• _Task prompt_:
Find every line of the listing below where "level" appears, and copy it.

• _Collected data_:
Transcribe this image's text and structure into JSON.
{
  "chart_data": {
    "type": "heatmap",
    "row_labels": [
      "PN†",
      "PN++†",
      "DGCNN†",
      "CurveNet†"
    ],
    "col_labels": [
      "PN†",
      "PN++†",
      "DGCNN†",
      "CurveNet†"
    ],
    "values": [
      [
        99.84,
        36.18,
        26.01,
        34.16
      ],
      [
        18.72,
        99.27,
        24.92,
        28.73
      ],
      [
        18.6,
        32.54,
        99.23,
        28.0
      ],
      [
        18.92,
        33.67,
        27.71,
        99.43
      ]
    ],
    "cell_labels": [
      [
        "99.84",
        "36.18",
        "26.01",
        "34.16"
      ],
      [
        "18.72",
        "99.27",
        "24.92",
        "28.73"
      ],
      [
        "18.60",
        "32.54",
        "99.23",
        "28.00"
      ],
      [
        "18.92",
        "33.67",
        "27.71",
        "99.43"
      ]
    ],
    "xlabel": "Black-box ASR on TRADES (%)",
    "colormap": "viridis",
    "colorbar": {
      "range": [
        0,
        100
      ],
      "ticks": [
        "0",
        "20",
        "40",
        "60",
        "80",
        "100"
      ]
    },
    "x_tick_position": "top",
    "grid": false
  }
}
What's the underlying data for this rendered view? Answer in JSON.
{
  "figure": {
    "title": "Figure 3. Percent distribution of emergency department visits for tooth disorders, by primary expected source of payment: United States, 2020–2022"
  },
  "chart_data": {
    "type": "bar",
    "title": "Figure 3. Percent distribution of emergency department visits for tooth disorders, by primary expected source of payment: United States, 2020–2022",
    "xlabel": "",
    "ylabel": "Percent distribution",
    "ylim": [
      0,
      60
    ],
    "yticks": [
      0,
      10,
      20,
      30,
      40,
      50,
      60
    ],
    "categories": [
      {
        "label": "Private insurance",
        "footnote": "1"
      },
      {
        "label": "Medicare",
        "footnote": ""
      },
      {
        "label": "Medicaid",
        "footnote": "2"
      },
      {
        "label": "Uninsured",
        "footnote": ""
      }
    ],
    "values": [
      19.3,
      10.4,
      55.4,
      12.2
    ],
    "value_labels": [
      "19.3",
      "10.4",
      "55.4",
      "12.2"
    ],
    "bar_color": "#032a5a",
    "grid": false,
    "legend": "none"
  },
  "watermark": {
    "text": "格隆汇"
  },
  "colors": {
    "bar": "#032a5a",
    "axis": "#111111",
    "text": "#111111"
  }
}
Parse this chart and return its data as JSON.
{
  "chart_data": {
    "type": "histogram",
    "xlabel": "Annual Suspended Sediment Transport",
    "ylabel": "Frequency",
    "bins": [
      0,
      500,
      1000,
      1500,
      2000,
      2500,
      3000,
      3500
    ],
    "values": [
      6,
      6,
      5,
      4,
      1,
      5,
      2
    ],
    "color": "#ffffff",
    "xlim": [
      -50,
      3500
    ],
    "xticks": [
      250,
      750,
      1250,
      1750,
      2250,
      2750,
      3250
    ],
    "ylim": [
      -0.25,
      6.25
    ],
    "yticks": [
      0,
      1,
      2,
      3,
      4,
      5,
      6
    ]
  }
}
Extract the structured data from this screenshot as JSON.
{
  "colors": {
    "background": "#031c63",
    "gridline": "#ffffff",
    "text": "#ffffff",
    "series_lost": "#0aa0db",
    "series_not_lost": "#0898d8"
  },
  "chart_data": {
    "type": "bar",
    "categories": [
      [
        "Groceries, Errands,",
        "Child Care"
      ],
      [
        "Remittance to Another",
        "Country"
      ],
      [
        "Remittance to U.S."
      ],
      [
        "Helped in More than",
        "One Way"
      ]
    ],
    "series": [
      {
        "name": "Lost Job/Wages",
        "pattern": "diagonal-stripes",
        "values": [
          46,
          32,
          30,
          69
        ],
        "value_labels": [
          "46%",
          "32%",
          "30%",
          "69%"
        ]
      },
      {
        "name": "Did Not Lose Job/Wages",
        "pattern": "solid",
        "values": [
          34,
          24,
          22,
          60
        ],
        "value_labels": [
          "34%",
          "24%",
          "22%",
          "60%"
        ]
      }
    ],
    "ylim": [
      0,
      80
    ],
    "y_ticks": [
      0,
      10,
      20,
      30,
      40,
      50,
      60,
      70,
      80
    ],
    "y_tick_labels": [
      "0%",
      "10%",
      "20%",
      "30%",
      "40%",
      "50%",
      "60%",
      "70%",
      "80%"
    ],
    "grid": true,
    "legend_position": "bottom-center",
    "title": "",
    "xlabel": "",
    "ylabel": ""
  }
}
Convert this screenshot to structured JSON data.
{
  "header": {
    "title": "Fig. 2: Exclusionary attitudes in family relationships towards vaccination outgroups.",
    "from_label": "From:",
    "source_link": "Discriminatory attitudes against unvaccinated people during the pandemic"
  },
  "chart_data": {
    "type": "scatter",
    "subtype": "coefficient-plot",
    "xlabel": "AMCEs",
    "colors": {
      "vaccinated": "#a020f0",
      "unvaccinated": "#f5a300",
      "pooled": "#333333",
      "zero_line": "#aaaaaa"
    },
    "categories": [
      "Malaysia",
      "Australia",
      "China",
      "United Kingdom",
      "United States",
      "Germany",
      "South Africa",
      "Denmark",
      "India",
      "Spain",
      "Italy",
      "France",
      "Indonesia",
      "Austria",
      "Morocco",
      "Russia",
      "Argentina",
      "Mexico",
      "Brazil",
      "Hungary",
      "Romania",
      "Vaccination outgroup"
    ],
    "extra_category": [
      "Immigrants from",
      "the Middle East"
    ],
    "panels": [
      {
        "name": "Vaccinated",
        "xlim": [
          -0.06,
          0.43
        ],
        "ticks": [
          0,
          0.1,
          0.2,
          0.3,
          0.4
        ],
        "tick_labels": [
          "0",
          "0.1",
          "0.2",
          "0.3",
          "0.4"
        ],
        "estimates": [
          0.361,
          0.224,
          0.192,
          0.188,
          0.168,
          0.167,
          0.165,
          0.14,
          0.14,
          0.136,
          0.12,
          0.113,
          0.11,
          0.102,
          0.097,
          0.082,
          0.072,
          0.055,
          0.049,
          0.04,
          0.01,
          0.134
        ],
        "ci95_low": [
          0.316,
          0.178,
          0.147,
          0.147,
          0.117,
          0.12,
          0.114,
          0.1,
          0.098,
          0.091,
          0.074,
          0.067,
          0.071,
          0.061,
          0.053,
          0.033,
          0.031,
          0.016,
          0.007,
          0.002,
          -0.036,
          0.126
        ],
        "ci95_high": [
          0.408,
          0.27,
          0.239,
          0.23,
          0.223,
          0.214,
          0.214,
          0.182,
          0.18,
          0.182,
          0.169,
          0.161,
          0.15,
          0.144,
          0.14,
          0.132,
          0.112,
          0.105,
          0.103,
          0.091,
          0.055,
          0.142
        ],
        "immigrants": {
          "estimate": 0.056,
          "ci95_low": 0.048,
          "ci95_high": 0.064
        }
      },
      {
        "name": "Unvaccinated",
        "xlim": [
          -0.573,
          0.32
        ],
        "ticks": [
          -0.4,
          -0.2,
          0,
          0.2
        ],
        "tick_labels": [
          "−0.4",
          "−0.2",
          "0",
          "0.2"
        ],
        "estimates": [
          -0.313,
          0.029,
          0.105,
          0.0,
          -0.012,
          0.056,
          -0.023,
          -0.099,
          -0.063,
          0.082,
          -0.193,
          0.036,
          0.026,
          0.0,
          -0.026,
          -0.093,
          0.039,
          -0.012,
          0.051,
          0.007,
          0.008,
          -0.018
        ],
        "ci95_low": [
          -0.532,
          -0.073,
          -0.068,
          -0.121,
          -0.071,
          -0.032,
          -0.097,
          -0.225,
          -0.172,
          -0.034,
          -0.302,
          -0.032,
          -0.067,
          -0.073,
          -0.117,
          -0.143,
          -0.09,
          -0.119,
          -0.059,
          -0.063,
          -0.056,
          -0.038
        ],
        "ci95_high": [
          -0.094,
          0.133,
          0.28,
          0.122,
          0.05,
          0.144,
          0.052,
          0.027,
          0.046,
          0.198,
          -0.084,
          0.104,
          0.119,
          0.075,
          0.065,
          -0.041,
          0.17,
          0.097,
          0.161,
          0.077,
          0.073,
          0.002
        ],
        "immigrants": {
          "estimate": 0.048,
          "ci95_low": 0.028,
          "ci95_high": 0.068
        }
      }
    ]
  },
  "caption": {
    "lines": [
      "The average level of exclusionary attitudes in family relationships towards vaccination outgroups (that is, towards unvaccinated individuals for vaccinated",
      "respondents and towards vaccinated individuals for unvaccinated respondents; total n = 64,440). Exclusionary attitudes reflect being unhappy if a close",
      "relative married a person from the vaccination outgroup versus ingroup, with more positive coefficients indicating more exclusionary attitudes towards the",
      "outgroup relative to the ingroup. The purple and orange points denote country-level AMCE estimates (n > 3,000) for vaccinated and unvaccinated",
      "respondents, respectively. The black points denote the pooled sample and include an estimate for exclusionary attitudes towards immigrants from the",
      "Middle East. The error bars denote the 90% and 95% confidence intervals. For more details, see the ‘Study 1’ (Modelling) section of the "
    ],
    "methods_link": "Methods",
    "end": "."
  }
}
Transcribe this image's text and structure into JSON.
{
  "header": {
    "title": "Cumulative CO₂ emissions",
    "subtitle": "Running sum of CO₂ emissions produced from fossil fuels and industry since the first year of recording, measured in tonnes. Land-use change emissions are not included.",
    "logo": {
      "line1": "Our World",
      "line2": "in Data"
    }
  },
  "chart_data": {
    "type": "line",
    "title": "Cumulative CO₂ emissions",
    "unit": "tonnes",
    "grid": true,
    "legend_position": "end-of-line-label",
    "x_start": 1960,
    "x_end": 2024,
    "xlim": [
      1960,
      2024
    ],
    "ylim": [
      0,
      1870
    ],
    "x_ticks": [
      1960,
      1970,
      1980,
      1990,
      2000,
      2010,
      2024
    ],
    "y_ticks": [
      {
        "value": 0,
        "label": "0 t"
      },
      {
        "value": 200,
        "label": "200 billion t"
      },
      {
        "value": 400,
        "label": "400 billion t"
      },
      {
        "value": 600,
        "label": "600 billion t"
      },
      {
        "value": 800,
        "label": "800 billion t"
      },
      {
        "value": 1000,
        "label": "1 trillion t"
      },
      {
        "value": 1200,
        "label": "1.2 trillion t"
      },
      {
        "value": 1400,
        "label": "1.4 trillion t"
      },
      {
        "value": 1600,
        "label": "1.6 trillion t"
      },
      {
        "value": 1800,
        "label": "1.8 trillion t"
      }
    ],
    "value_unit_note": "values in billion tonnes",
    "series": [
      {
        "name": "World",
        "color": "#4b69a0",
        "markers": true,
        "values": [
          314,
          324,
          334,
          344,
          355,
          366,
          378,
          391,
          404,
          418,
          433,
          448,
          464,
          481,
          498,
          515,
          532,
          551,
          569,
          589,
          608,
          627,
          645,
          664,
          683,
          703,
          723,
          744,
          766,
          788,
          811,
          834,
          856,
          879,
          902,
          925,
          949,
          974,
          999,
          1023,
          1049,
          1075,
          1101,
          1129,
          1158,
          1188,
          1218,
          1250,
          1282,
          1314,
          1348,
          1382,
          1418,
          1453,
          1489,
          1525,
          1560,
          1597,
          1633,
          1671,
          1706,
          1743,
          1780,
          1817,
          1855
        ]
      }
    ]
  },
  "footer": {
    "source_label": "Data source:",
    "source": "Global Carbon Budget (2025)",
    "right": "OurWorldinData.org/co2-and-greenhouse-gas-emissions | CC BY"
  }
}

• _Right answer_:
      "The average level of exclusionary attitudes in family relationships towards vaccination outgroups (that is, towards unvaccinated individuals for vaccinated",
      "outgroup relative to the ingroup. The purple and orange points denote country-level AMCE estimates (n > 3,000) for vaccinated and unvaccinated",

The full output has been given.